_Items_.
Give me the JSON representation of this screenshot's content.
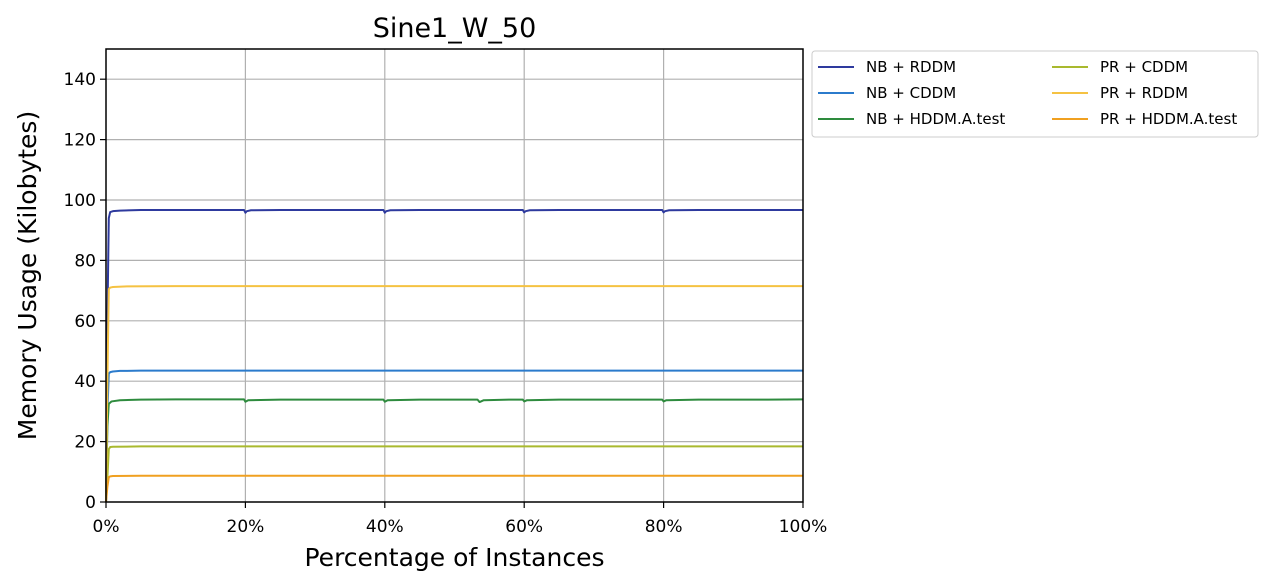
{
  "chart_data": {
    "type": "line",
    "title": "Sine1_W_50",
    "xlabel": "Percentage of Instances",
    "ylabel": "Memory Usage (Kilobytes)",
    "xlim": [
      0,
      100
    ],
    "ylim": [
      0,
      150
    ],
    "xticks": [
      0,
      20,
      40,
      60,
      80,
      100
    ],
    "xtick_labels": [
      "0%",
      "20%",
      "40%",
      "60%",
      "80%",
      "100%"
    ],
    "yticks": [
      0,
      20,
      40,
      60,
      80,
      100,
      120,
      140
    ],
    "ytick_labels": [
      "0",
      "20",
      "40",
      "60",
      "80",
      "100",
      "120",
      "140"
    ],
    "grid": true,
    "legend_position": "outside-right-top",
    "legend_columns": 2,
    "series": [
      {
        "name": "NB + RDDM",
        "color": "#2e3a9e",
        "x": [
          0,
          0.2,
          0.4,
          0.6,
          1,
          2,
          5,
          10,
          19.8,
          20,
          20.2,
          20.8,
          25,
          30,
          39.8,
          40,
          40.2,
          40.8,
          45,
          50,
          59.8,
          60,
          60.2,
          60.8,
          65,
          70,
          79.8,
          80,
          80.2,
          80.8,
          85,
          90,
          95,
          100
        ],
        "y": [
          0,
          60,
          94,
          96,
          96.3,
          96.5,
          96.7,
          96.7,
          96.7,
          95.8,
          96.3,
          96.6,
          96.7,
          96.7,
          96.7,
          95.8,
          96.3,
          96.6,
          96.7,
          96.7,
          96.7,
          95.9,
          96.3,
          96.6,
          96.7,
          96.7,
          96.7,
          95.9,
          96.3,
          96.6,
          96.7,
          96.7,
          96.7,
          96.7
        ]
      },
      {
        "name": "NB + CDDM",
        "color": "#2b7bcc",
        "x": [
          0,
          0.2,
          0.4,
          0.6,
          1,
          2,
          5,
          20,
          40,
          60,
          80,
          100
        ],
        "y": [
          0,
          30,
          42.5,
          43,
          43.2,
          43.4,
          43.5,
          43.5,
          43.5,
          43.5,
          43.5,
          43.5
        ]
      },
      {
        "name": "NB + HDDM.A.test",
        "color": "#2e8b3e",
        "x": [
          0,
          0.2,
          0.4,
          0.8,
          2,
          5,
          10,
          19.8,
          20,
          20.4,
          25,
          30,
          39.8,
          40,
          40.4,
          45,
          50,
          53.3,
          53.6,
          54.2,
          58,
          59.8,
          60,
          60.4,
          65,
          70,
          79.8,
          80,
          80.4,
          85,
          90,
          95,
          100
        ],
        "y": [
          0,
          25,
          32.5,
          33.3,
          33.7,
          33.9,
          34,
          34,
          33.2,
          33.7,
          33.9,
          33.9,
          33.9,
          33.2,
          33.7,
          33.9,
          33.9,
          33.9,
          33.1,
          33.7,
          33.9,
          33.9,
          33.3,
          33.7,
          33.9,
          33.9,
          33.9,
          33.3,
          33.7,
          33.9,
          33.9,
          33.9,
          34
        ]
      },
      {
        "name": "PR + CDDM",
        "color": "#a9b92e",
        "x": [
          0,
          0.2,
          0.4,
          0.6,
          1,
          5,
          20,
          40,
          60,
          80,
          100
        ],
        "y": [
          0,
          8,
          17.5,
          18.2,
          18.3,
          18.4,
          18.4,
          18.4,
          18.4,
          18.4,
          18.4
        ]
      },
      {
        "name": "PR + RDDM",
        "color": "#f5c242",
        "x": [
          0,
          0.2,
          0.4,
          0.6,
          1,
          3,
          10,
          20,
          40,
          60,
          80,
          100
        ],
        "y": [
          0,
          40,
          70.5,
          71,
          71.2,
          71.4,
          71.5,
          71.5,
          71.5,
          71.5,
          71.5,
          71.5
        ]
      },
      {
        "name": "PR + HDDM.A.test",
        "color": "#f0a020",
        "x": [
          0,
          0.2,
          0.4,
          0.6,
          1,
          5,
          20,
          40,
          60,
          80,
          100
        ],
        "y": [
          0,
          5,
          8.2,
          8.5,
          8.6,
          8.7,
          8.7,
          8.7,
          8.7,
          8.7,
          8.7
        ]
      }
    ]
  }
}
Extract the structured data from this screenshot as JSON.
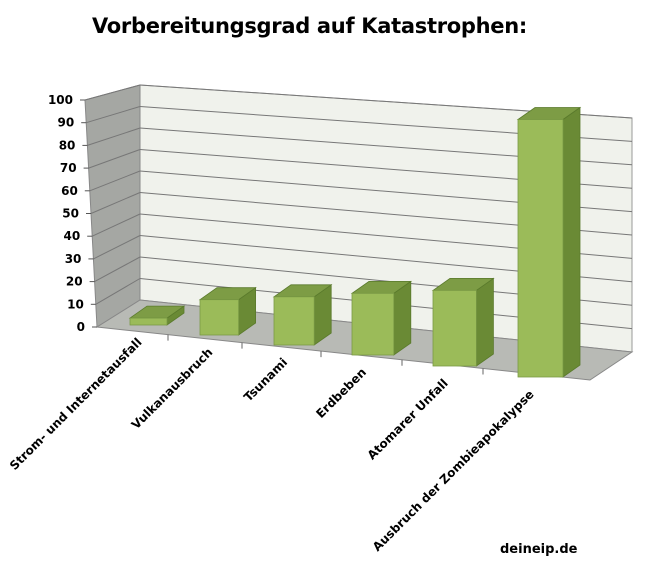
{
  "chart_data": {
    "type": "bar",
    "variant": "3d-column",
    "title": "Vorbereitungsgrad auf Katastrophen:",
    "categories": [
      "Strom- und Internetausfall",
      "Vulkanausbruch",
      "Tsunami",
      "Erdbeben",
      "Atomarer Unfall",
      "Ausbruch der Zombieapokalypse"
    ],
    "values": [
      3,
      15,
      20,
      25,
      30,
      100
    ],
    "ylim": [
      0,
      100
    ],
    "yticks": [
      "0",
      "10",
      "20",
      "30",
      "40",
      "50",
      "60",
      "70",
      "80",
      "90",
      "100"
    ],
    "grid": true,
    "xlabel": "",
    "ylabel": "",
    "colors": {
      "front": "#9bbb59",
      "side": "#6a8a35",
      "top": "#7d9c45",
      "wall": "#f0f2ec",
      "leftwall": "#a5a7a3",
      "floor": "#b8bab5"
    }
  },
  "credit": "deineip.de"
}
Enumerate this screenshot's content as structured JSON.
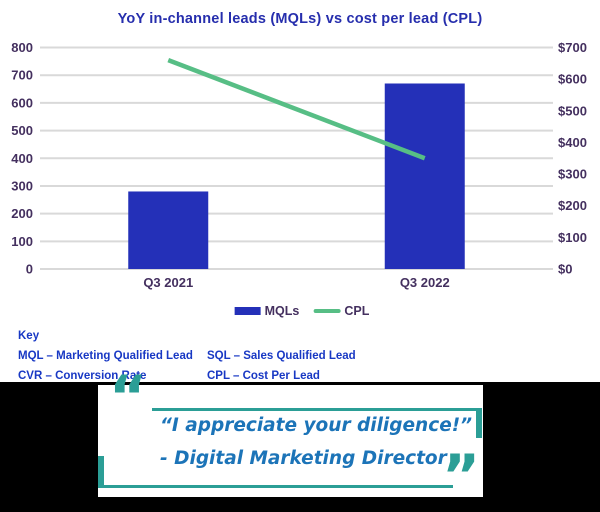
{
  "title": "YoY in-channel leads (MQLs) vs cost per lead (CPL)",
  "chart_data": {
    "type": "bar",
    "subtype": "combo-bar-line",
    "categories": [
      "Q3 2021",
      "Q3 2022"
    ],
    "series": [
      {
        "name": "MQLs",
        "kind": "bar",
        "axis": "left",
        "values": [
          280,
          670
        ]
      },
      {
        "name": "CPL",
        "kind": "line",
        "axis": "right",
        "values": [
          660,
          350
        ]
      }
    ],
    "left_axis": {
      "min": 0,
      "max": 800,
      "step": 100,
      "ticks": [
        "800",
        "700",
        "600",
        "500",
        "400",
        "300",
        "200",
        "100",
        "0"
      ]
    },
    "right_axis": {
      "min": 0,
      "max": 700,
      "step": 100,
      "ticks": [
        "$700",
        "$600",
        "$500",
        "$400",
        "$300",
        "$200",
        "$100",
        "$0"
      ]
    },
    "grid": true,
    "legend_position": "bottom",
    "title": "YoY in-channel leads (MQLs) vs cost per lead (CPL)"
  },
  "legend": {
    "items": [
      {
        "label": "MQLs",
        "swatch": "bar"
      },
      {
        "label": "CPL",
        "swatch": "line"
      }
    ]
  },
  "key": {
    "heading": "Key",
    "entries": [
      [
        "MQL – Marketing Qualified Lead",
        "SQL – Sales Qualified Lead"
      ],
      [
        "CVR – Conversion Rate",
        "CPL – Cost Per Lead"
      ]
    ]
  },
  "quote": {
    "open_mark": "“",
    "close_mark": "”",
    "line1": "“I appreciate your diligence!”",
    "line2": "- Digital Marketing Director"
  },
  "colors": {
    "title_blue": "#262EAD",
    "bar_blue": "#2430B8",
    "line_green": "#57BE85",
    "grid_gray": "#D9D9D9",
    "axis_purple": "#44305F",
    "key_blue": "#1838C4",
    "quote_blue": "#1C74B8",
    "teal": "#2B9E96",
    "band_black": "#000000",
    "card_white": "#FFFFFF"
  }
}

_Request_.
Exclude the images, then output the data above word for word.

_Result of the exercise_.
Give me the JSON representation of this screenshot's content.
{
  "chart_data": {
    "type": "line",
    "title": "Sine1_W_50",
    "xlabel": "Percentage of Instances",
    "ylabel": "Memory Usage (Kilobytes)",
    "xlim": [
      0,
      100
    ],
    "ylim": [
      0,
      150
    ],
    "xticks": [
      0,
      20,
      40,
      60,
      80,
      100
    ],
    "xtick_labels": [
      "0%",
      "20%",
      "40%",
      "60%",
      "80%",
      "100%"
    ],
    "yticks": [
      0,
      20,
      40,
      60,
      80,
      100,
      120,
      140
    ],
    "ytick_labels": [
      "0",
      "20",
      "40",
      "60",
      "80",
      "100",
      "120",
      "140"
    ],
    "grid": true,
    "legend_position": "outside-right-top",
    "legend_columns": 2,
    "series": [
      {
        "name": "NB + RDDM",
        "color": "#2e3a9e",
        "x": [
          0,
          0.2,
          0.4,
          0.6,
          1,
          2,
          5,
          10,
          19.8,
          20,
          20.2,
          20.8,
          25,
          30,
          39.8,
          40,
          40.2,
          40.8,
          45,
          50,
          59.8,
          60,
          60.2,
          60.8,
          65,
          70,
          79.8,
          80,
          80.2,
          80.8,
          85,
          90,
          95,
          100
        ],
        "y": [
          0,
          60,
          94,
          96,
          96.3,
          96.5,
          96.7,
          96.7,
          96.7,
          95.8,
          96.3,
          96.6,
          96.7,
          96.7,
          96.7,
          95.8,
          96.3,
          96.6,
          96.7,
          96.7,
          96.7,
          95.9,
          96.3,
          96.6,
          96.7,
          96.7,
          96.7,
          95.9,
          96.3,
          96.6,
          96.7,
          96.7,
          96.7,
          96.7
        ]
      },
      {
        "name": "NB + CDDM",
        "color": "#2b7bcc",
        "x": [
          0,
          0.2,
          0.4,
          0.6,
          1,
          2,
          5,
          20,
          40,
          60,
          80,
          100
        ],
        "y": [
          0,
          30,
          42.5,
          43,
          43.2,
          43.4,
          43.5,
          43.5,
          43.5,
          43.5,
          43.5,
          43.5
        ]
      },
      {
        "name": "NB + HDDM.A.test",
        "color": "#2e8b3e",
        "x": [
          0,
          0.2,
          0.4,
          0.8,
          2,
          5,
          10,
          19.8,
          20,
          20.4,
          25,
          30,
          39.8,
          40,
          40.4,
          45,
          50,
          53.3,
          53.6,
          54.2,
          58,
          59.8,
          60,
          60.4,
          65,
          70,
          79.8,
          80,
          80.4,
          85,
          90,
          95,
          100
        ],
        "y": [
          0,
          25,
          32.5,
          33.3,
          33.7,
          33.9,
          34,
          34,
          33.2,
          33.7,
          33.9,
          33.9,
          33.9,
          33.2,
          33.7,
          33.9,
          33.9,
          33.9,
          33.1,
          33.7,
          33.9,
          33.9,
          33.3,
          33.7,
          33.9,
          33.9,
          33.9,
          33.3,
          33.7,
          33.9,
          33.9,
          33.9,
          34
        ]
      },
      {
        "name": "PR + CDDM",
        "color": "#a9b92e",
        "x": [
          0,
          0.2,
          0.4,
          0.6,
          1,
          5,
          20,
          40,
          60,
          80,
          100
        ],
        "y": [
          0,
          8,
          17.5,
          18.2,
          18.3,
          18.4,
          18.4,
          18.4,
          18.4,
          18.4,
          18.4
        ]
      },
      {
        "name": "PR + RDDM",
        "color": "#f5c242",
        "x": [
          0,
          0.2,
          0.4,
          0.6,
          1,
          3,
          10,
          20,
          40,
          60,
          80,
          100
        ],
        "y": [
          0,
          40,
          70.5,
          71,
          71.2,
          71.4,
          71.5,
          71.5,
          71.5,
          71.5,
          71.5,
          71.5
        ]
      },
      {
        "name": "PR + HDDM.A.test",
        "color": "#f0a020",
        "x": [
          0,
          0.2,
          0.4,
          0.6,
          1,
          5,
          20,
          40,
          60,
          80,
          100
        ],
        "y": [
          0,
          5,
          8.2,
          8.5,
          8.6,
          8.7,
          8.7,
          8.7,
          8.7,
          8.7,
          8.7
        ]
      }
    ]
  }
}
Extract the structured data from this screenshot as JSON.
{
  "chart_data": {
    "type": "bar",
    "variant": "3d-column",
    "title": "Vorbereitungsgrad auf Katastrophen:",
    "categories": [
      "Strom- und Internetausfall",
      "Vulkanausbruch",
      "Tsunami",
      "Erdbeben",
      "Atomarer Unfall",
      "Ausbruch der Zombieapokalypse"
    ],
    "values": [
      3,
      15,
      20,
      25,
      30,
      100
    ],
    "ylim": [
      0,
      100
    ],
    "yticks": [
      "0",
      "10",
      "20",
      "30",
      "40",
      "50",
      "60",
      "70",
      "80",
      "90",
      "100"
    ],
    "grid": true,
    "xlabel": "",
    "ylabel": "",
    "colors": {
      "front": "#9bbb59",
      "side": "#6a8a35",
      "top": "#7d9c45",
      "wall": "#f0f2ec",
      "leftwall": "#a5a7a3",
      "floor": "#b8bab5"
    }
  },
  "credit": "deineip.de"
}
Enumerate this screenshot's content as structured JSON.
{
  "title": "YoY in-channel leads (MQLs) vs cost per lead (CPL)",
  "chart_data": {
    "type": "bar",
    "subtype": "combo-bar-line",
    "categories": [
      "Q3 2021",
      "Q3 2022"
    ],
    "series": [
      {
        "name": "MQLs",
        "kind": "bar",
        "axis": "left",
        "values": [
          280,
          670
        ]
      },
      {
        "name": "CPL",
        "kind": "line",
        "axis": "right",
        "values": [
          660,
          350
        ]
      }
    ],
    "left_axis": {
      "min": 0,
      "max": 800,
      "step": 100,
      "ticks": [
        "800",
        "700",
        "600",
        "500",
        "400",
        "300",
        "200",
        "100",
        "0"
      ]
    },
    "right_axis": {
      "min": 0,
      "max": 700,
      "step": 100,
      "ticks": [
        "$700",
        "$600",
        "$500",
        "$400",
        "$300",
        "$200",
        "$100",
        "$0"
      ]
    },
    "grid": true,
    "legend_position": "bottom",
    "title": "YoY in-channel leads (MQLs) vs cost per lead (CPL)"
  },
  "legend": {
    "items": [
      {
        "label": "MQLs",
        "swatch": "bar"
      },
      {
        "label": "CPL",
        "swatch": "line"
      }
    ]
  },
  "key": {
    "heading": "Key",
    "entries": [
      [
        "MQL – Marketing Qualified Lead",
        "SQL – Sales Qualified Lead"
      ],
      [
        "CVR – Conversion Rate",
        "CPL – Cost Per Lead"
      ]
    ]
  },
  "quote": {
    "open_mark": "“",
    "close_mark": "”",
    "line1": "“I appreciate your diligence!”",
    "line2": "- Digital Marketing Director"
  },
  "colors": {
    "title_blue": "#262EAD",
    "bar_blue": "#2430B8",
    "line_green": "#57BE85",
    "grid_gray": "#D9D9D9",
    "axis_purple": "#44305F",
    "key_blue": "#1838C4",
    "quote_blue": "#1C74B8",
    "teal": "#2B9E96",
    "band_black": "#000000",
    "card_white": "#FFFFFF"
  }
}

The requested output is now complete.